Dataset listings of figures
┌────────

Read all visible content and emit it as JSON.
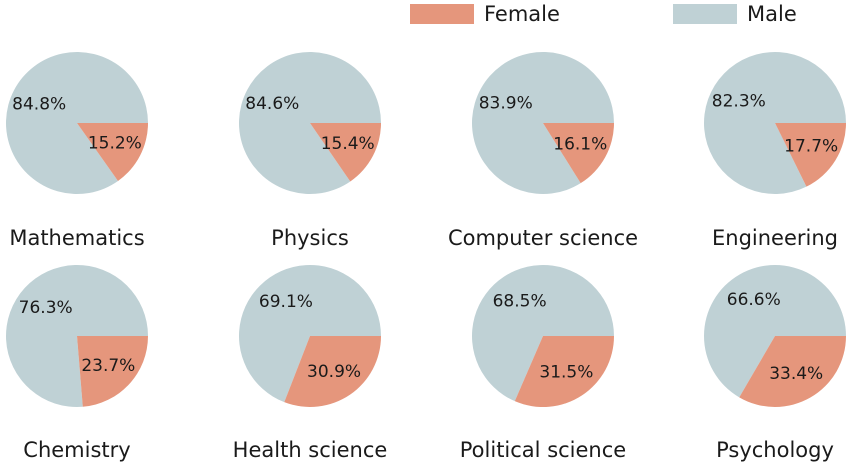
{
  "chart_data": {
    "type": "pie",
    "legend": {
      "placement": "top-right",
      "entries": [
        {
          "name": "Female",
          "color": "#e5967c"
        },
        {
          "name": "Male",
          "color": "#bfd1d5"
        }
      ]
    },
    "charts": [
      {
        "title": "Mathematics",
        "female": 15.2,
        "male": 84.8,
        "female_label": "15.2%",
        "male_label": "84.8%"
      },
      {
        "title": "Physics",
        "female": 15.4,
        "male": 84.6,
        "female_label": "15.4%",
        "male_label": "84.6%"
      },
      {
        "title": "Computer science",
        "female": 16.1,
        "male": 83.9,
        "female_label": "16.1%",
        "male_label": "83.9%"
      },
      {
        "title": "Engineering",
        "female": 17.7,
        "male": 82.3,
        "female_label": "17.7%",
        "male_label": "82.3%"
      },
      {
        "title": "Chemistry",
        "female": 23.7,
        "male": 76.3,
        "female_label": "23.7%",
        "male_label": "76.3%"
      },
      {
        "title": "Health science",
        "female": 30.9,
        "male": 69.1,
        "female_label": "30.9%",
        "male_label": "69.1%"
      },
      {
        "title": "Political science",
        "female": 31.5,
        "male": 68.5,
        "female_label": "31.5%",
        "male_label": "68.5%"
      },
      {
        "title": "Psychology",
        "female": 33.4,
        "male": 66.6,
        "female_label": "33.4%",
        "male_label": "66.6%"
      }
    ]
  }
}
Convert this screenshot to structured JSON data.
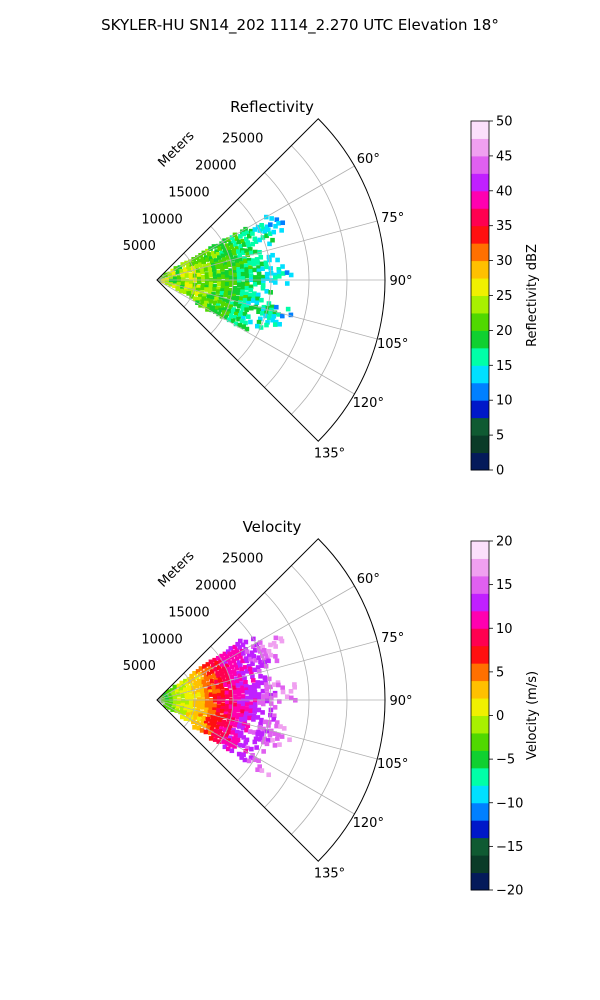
{
  "figure": {
    "title": "SKYLER-HU  SN14_202  1114_2.270 UTC Elevation 18°"
  },
  "colors": {
    "grid": "#b0b0b0",
    "frame": "#000000",
    "background": "#ffffff"
  },
  "chart_data": [
    {
      "type": "heatmap",
      "projection": "polar-sector",
      "title": "Reflectivity",
      "radial_axis_label": "Meters",
      "radial_ticks": [
        5000,
        10000,
        15000,
        20000,
        25000
      ],
      "radial_tick_labels": [
        "5000",
        "10000",
        "15000",
        "20000",
        "25000"
      ],
      "radial_range": [
        0,
        30000
      ],
      "azimuth_range": [
        45,
        135
      ],
      "azimuth_ticks": [
        60,
        75,
        90,
        105,
        120,
        135
      ],
      "azimuth_tick_labels": [
        "60°",
        "75°",
        "90°",
        "105°",
        "120°",
        "135°"
      ],
      "grid": true,
      "data_extent": {
        "range_max_approx": 17000,
        "azimuth_min": 60,
        "azimuth_max": 120
      },
      "field_description": "values near origin ~22-28 (yellow/green), decreasing to ~12-18 (cyan/green) at outer ranges",
      "colorbar": {
        "label": "Reflectivity dBZ",
        "min": 0,
        "max": 50,
        "ticks": [
          0,
          5,
          10,
          15,
          20,
          25,
          30,
          35,
          40,
          45,
          50
        ],
        "tick_labels": [
          "0",
          "5",
          "10",
          "15",
          "20",
          "25",
          "30",
          "35",
          "40",
          "45",
          "50"
        ],
        "stops": [
          "#041a5a",
          "#0a3b28",
          "#0f5a32",
          "#0018c8",
          "#0080ff",
          "#00e0ff",
          "#00ffa8",
          "#10d030",
          "#50d800",
          "#a8f000",
          "#f0f000",
          "#ffc000",
          "#ff7000",
          "#ff1010",
          "#ff0050",
          "#ff00b0",
          "#c020ff",
          "#e060f0",
          "#f0a0f0",
          "#fbe0fb"
        ]
      }
    },
    {
      "type": "heatmap",
      "projection": "polar-sector",
      "title": "Velocity",
      "radial_axis_label": "Meters",
      "radial_ticks": [
        5000,
        10000,
        15000,
        20000,
        25000
      ],
      "radial_tick_labels": [
        "5000",
        "10000",
        "15000",
        "20000",
        "25000"
      ],
      "radial_range": [
        0,
        30000
      ],
      "azimuth_range": [
        45,
        135
      ],
      "azimuth_ticks": [
        60,
        75,
        90,
        105,
        120,
        135
      ],
      "azimuth_tick_labels": [
        "60°",
        "75°",
        "90°",
        "105°",
        "120°",
        "135°"
      ],
      "grid": true,
      "data_extent": {
        "range_max_approx": 17000,
        "azimuth_min": 55,
        "azimuth_max": 125
      },
      "field_description": "near origin ~-5 to 0 (green/yellow), mid range ~8-12 (red), outer range ~15 (purple)",
      "colorbar": {
        "label": "Velocity (m/s)",
        "min": -20,
        "max": 20,
        "ticks": [
          -20,
          -15,
          -10,
          -5,
          0,
          5,
          10,
          15,
          20
        ],
        "tick_labels": [
          "−20",
          "−15",
          "−10",
          "−5",
          "0",
          "5",
          "10",
          "15",
          "20"
        ],
        "stops": [
          "#041a5a",
          "#0a3b28",
          "#0f5a32",
          "#0018c8",
          "#0080ff",
          "#00e0ff",
          "#00ffa8",
          "#10d030",
          "#50d800",
          "#a8f000",
          "#f0f000",
          "#ffc000",
          "#ff7000",
          "#ff1010",
          "#ff0050",
          "#ff00b0",
          "#c020ff",
          "#e060f0",
          "#f0a0f0",
          "#fbe0fb"
        ]
      }
    }
  ]
}
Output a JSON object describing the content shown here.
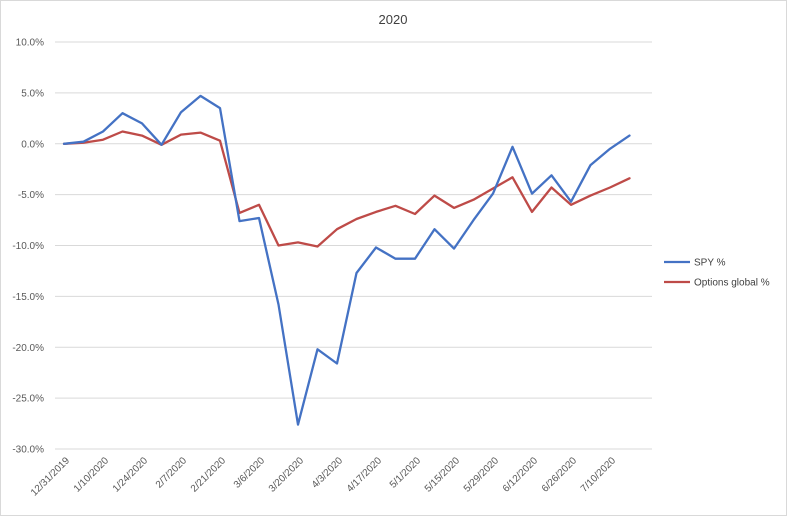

└────────

*Do this*
All of the material above should be reproduced exactly, except the pictures.

*Result of the exercise*
Read all visible content and emit it as JSON.
{
  "chart_data": {
    "type": "pie",
    "legend": {
      "placement": "top-right",
      "entries": [
        {
          "name": "Female",
          "color": "#e5967c"
        },
        {
          "name": "Male",
          "color": "#bfd1d5"
        }
      ]
    },
    "charts": [
      {
        "title": "Mathematics",
        "female": 15.2,
        "male": 84.8,
        "female_label": "15.2%",
        "male_label": "84.8%"
      },
      {
        "title": "Physics",
        "female": 15.4,
        "male": 84.6,
        "female_label": "15.4%",
        "male_label": "84.6%"
      },
      {
        "title": "Computer science",
        "female": 16.1,
        "male": 83.9,
        "female_label": "16.1%",
        "male_label": "83.9%"
      },
      {
        "title": "Engineering",
        "female": 17.7,
        "male": 82.3,
        "female_label": "17.7%",
        "male_label": "82.3%"
      },
      {
        "title": "Chemistry",
        "female": 23.7,
        "male": 76.3,
        "female_label": "23.7%",
        "male_label": "76.3%"
      },
      {
        "title": "Health science",
        "female": 30.9,
        "male": 69.1,
        "female_label": "30.9%",
        "male_label": "69.1%"
      },
      {
        "title": "Political science",
        "female": 31.5,
        "male": 68.5,
        "female_label": "31.5%",
        "male_label": "68.5%"
      },
      {
        "title": "Psychology",
        "female": 33.4,
        "male": 66.6,
        "female_label": "33.4%",
        "male_label": "66.6%"
      }
    ]
  }
}
Convert this screenshot to structured JSON data.
{
  "figure": {
    "title": "SKYLER-HU  SN14_202  1114_2.270 UTC Elevation 18°"
  },
  "colors": {
    "grid": "#b0b0b0",
    "frame": "#000000",
    "background": "#ffffff"
  },
  "chart_data": [
    {
      "type": "heatmap",
      "projection": "polar-sector",
      "title": "Reflectivity",
      "radial_axis_label": "Meters",
      "radial_ticks": [
        5000,
        10000,
        15000,
        20000,
        25000
      ],
      "radial_tick_labels": [
        "5000",
        "10000",
        "15000",
        "20000",
        "25000"
      ],
      "radial_range": [
        0,
        30000
      ],
      "azimuth_range": [
        45,
        135
      ],
      "azimuth_ticks": [
        60,
        75,
        90,
        105,
        120,
        135
      ],
      "azimuth_tick_labels": [
        "60°",
        "75°",
        "90°",
        "105°",
        "120°",
        "135°"
      ],
      "grid": true,
      "data_extent": {
        "range_max_approx": 17000,
        "azimuth_min": 60,
        "azimuth_max": 120
      },
      "field_description": "values near origin ~22-28 (yellow/green), decreasing to ~12-18 (cyan/green) at outer ranges",
      "colorbar": {
        "label": "Reflectivity dBZ",
        "min": 0,
        "max": 50,
        "ticks": [
          0,
          5,
          10,
          15,
          20,
          25,
          30,
          35,
          40,
          45,
          50
        ],
        "tick_labels": [
          "0",
          "5",
          "10",
          "15",
          "20",
          "25",
          "30",
          "35",
          "40",
          "45",
          "50"
        ],
        "stops": [
          "#041a5a",
          "#0a3b28",
          "#0f5a32",
          "#0018c8",
          "#0080ff",
          "#00e0ff",
          "#00ffa8",
          "#10d030",
          "#50d800",
          "#a8f000",
          "#f0f000",
          "#ffc000",
          "#ff7000",
          "#ff1010",
          "#ff0050",
          "#ff00b0",
          "#c020ff",
          "#e060f0",
          "#f0a0f0",
          "#fbe0fb"
        ]
      }
    },
    {
      "type": "heatmap",
      "projection": "polar-sector",
      "title": "Velocity",
      "radial_axis_label": "Meters",
      "radial_ticks": [
        5000,
        10000,
        15000,
        20000,
        25000
      ],
      "radial_tick_labels": [
        "5000",
        "10000",
        "15000",
        "20000",
        "25000"
      ],
      "radial_range": [
        0,
        30000
      ],
      "azimuth_range": [
        45,
        135
      ],
      "azimuth_ticks": [
        60,
        75,
        90,
        105,
        120,
        135
      ],
      "azimuth_tick_labels": [
        "60°",
        "75°",
        "90°",
        "105°",
        "120°",
        "135°"
      ],
      "grid": true,
      "data_extent": {
        "range_max_approx": 17000,
        "azimuth_min": 55,
        "azimuth_max": 125
      },
      "field_description": "near origin ~-5 to 0 (green/yellow), mid range ~8-12 (red), outer range ~15 (purple)",
      "colorbar": {
        "label": "Velocity (m/s)",
        "min": -20,
        "max": 20,
        "ticks": [
          -20,
          -15,
          -10,
          -5,
          0,
          5,
          10,
          15,
          20
        ],
        "tick_labels": [
          "−20",
          "−15",
          "−10",
          "−5",
          "0",
          "5",
          "10",
          "15",
          "20"
        ],
        "stops": [
          "#041a5a",
          "#0a3b28",
          "#0f5a32",
          "#0018c8",
          "#0080ff",
          "#00e0ff",
          "#00ffa8",
          "#10d030",
          "#50d800",
          "#a8f000",
          "#f0f000",
          "#ffc000",
          "#ff7000",
          "#ff1010",
          "#ff0050",
          "#ff00b0",
          "#c020ff",
          "#e060f0",
          "#f0a0f0",
          "#fbe0fb"
        ]
      }
    }
  ]
}
Output a JSON object describing the content shown here.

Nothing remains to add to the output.